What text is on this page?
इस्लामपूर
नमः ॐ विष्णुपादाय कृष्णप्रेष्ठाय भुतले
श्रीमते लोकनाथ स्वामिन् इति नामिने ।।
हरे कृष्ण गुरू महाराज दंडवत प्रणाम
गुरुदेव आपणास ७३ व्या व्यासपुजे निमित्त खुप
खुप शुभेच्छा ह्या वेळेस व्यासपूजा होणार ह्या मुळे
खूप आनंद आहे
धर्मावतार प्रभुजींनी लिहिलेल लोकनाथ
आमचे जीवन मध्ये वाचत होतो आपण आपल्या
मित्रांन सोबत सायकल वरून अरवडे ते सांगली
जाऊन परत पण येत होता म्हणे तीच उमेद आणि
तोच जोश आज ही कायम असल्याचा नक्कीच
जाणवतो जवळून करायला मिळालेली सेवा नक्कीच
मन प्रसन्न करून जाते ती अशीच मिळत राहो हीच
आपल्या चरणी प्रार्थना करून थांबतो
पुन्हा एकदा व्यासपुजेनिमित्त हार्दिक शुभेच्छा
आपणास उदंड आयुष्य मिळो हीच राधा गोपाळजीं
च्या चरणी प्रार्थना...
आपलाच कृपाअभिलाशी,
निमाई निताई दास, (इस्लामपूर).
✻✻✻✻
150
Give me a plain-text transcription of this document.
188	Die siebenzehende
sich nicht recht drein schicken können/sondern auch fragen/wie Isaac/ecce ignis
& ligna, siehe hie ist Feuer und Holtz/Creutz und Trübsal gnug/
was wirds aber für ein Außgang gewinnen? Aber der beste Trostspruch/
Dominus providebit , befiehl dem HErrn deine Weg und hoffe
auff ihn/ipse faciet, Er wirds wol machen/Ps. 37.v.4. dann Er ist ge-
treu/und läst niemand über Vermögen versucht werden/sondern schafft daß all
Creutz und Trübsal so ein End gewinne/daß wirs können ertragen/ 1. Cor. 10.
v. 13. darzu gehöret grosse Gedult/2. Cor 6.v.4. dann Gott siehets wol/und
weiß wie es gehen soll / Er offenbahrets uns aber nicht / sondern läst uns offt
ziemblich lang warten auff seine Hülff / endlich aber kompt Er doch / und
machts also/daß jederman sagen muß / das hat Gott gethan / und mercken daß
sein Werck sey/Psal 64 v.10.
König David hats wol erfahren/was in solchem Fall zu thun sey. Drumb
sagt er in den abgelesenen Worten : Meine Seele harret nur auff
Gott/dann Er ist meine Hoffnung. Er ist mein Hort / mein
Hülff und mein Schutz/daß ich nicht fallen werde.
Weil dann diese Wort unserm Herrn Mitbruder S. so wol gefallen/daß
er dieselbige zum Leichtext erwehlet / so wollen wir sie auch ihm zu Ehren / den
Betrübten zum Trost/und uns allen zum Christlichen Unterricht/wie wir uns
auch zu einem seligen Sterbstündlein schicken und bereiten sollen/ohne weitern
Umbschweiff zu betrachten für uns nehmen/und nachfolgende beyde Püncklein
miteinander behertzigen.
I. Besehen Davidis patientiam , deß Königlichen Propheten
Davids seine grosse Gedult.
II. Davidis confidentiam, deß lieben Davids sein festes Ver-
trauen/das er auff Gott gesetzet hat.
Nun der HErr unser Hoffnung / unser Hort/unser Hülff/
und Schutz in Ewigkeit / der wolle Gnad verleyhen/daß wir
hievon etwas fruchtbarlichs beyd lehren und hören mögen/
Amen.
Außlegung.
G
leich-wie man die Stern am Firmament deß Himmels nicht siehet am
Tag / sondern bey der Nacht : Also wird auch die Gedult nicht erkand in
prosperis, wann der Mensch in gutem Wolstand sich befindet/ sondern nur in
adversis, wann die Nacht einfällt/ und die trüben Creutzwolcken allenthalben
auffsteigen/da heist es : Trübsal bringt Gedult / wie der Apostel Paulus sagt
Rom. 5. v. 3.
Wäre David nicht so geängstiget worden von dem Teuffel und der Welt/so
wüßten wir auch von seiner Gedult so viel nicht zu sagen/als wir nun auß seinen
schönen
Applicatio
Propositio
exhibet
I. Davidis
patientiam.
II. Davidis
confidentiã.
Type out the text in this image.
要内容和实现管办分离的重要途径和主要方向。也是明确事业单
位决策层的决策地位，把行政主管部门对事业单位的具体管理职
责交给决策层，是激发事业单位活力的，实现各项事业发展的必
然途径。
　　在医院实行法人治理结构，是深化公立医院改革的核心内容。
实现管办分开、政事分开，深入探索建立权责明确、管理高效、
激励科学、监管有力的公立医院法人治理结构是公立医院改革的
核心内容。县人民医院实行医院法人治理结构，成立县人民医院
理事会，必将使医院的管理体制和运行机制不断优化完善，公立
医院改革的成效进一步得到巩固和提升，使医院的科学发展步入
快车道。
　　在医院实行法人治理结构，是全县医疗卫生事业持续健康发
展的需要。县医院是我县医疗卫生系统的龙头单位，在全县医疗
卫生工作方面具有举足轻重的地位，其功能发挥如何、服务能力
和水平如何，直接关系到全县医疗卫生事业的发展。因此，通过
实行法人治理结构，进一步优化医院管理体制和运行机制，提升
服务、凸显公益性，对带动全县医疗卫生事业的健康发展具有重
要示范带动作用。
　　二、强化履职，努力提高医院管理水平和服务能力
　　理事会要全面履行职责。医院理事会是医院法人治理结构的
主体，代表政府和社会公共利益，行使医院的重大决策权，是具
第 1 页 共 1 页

- _Task instructions_
Output an exact copy of the lines beginning at the one that holds "Type out the text in this image." and running through the final line of the records.

- _Result of the task_
Type out the text in this image.
要内容和实现管办分离的重要途径和主要方向。也是明确事业单
位决策层的决策地位，把行政主管部门对事业单位的具体管理职
责交给决策层，是激发事业单位活力的，实现各项事业发展的必
然途径。
　　在医院实行法人治理结构，是深化公立医院改革的核心内容。
实现管办分开、政事分开，深入探索建立权责明确、管理高效、
激励科学、监管有力的公立医院法人治理结构是公立医院改革的
核心内容。县人民医院实行医院法人治理结构，成立县人民医院
理事会，必将使医院的管理体制和运行机制不断优化完善，公立
医院改革的成效进一步得到巩固和提升，使医院的科学发展步入
快车道。
　　在医院实行法人治理结构，是全县医疗卫生事业持续健康发
展的需要。县医院是我县医疗卫生系统的龙头单位，在全县医疗
卫生工作方面具有举足轻重的地位，其功能发挥如何、服务能力
和水平如何，直接关系到全县医疗卫生事业的发展。因此，通过
实行法人治理结构，进一步优化医院管理体制和运行机制，提升
服务、凸显公益性，对带动全县医疗卫生事业的健康发展具有重
要示范带动作用。
　　二、强化履职，努力提高医院管理水平和服务能力
　　理事会要全面履行职责。医院理事会是医院法人治理结构的
主体，代表政府和社会公共利益，行使医院的重大决策权，是具
第 1 页 共 1 页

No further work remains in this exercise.